→ Aim
The records below are to be repeated in full, exactly as they are.

→ Data shown

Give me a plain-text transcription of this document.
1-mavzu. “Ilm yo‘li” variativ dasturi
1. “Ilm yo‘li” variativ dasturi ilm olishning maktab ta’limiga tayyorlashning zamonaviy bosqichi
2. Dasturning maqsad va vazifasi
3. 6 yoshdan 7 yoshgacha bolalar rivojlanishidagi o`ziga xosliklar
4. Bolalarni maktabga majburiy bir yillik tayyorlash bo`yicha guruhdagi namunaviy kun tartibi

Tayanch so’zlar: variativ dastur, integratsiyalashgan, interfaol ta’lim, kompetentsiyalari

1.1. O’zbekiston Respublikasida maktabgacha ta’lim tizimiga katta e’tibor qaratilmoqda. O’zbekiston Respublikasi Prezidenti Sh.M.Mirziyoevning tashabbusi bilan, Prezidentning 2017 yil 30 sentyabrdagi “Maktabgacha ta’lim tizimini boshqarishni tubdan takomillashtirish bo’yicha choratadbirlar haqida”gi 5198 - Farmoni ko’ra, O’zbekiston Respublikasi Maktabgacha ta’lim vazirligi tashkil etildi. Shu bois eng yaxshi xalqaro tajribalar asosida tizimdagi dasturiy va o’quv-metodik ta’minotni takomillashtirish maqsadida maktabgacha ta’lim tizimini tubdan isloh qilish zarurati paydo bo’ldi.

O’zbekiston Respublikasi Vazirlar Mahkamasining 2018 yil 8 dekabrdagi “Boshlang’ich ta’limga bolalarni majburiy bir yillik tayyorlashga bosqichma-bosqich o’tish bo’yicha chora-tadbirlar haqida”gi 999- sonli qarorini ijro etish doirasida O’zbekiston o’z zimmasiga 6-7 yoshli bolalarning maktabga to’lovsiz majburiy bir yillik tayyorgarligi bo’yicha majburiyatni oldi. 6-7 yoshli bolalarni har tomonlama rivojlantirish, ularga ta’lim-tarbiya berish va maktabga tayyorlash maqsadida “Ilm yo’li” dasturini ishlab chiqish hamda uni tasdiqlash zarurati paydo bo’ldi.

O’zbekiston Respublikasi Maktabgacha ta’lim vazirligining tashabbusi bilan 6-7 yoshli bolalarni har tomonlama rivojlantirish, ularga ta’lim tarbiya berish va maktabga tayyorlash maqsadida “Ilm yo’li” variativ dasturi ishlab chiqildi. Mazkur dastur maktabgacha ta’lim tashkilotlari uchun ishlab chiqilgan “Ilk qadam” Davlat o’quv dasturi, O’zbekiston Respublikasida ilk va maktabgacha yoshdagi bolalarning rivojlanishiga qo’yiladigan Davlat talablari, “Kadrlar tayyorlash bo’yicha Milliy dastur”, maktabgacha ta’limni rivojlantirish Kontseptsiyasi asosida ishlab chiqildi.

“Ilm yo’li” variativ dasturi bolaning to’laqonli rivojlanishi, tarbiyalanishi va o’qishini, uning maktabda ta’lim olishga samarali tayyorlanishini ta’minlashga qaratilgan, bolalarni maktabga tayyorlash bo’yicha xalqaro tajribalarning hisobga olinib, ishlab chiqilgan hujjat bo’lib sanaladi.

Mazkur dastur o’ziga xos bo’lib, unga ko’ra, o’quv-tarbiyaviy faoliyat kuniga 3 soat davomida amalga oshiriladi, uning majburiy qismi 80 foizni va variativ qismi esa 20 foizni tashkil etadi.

→ Response to the exercise
Give me a plain-text transcription of this document.
1-mavzu. “Ilm yo‘li” variativ dasturi
1. “Ilm yo‘li” variativ dasturi ilm olishning maktab ta’limiga tayyorlashning zamonaviy bosqichi
2. Dasturning maqsad va vazifasi
3. 6 yoshdan 7 yoshgacha bolalar rivojlanishidagi o`ziga xosliklar
4. Bolalarni maktabga majburiy bir yillik tayyorlash bo`yicha guruhdagi namunaviy kun tartibi

Tayanch so’zlar: variativ dastur, integratsiyalashgan, interfaol ta’lim, kompetentsiyalari

1.1. O’zbekiston Respublikasida maktabgacha ta’lim tizimiga katta e’tibor qaratilmoqda. O’zbekiston Respublikasi Prezidenti Sh.M.Mirziyoevning tashabbusi bilan, Prezidentning 2017 yil 30 sentyabrdagi “Maktabgacha ta’lim tizimini boshqarishni tubdan takomillashtirish bo’yicha choratadbirlar haqida”gi 5198 - Farmoni ko’ra, O’zbekiston Respublikasi Maktabgacha ta’lim vazirligi tashkil etildi. Shu bois eng yaxshi xalqaro tajribalar asosida tizimdagi dasturiy va o’quv-metodik ta’minotni takomillashtirish maqsadida maktabgacha ta’lim tizimini tubdan isloh qilish zarurati paydo bo’ldi.

O’zbekiston Respublikasi Vazirlar Mahkamasining 2018 yil 8 dekabrdagi “Boshlang’ich ta’limga bolalarni majburiy bir yillik tayyorlashga bosqichma-bosqich o’tish bo’yicha chora-tadbirlar haqida”gi 999- sonli qarorini ijro etish doirasida O’zbekiston o’z zimmasiga 6-7 yoshli bolalarning maktabga to’lovsiz majburiy bir yillik tayyorgarligi bo’yicha majburiyatni oldi. 6-7 yoshli bolalarni har tomonlama rivojlantirish, ularga ta’lim-tarbiya berish va maktabga tayyorlash maqsadida “Ilm yo’li” dasturini ishlab chiqish hamda uni tasdiqlash zarurati paydo bo’ldi.

O’zbekiston Respublikasi Maktabgacha ta’lim vazirligining tashabbusi bilan 6-7 yoshli bolalarni har tomonlama rivojlantirish, ularga ta’lim tarbiya berish va maktabga tayyorlash maqsadida “Ilm yo’li” variativ dasturi ishlab chiqildi. Mazkur dastur maktabgacha ta’lim tashkilotlari uchun ishlab chiqilgan “Ilk qadam” Davlat o’quv dasturi, O’zbekiston Respublikasida ilk va maktabgacha yoshdagi bolalarning rivojlanishiga qo’yiladigan Davlat talablari, “Kadrlar tayyorlash bo’yicha Milliy dastur”, maktabgacha ta’limni rivojlantirish Kontseptsiyasi asosida ishlab chiqildi.

“Ilm yo’li” variativ dasturi bolaning to’laqonli rivojlanishi, tarbiyalanishi va o’qishini, uning maktabda ta’lim olishga samarali tayyorlanishini ta’minlashga qaratilgan, bolalarni maktabga tayyorlash bo’yicha xalqaro tajribalarning hisobga olinib, ishlab chiqilgan hujjat bo’lib sanaladi.

Mazkur dastur o’ziga xos bo’lib, unga ko’ra, o’quv-tarbiyaviy faoliyat kuniga 3 soat davomida amalga oshiriladi, uning majburiy qismi 80 foizni va variativ qismi esa 20 foizni tashkil etadi.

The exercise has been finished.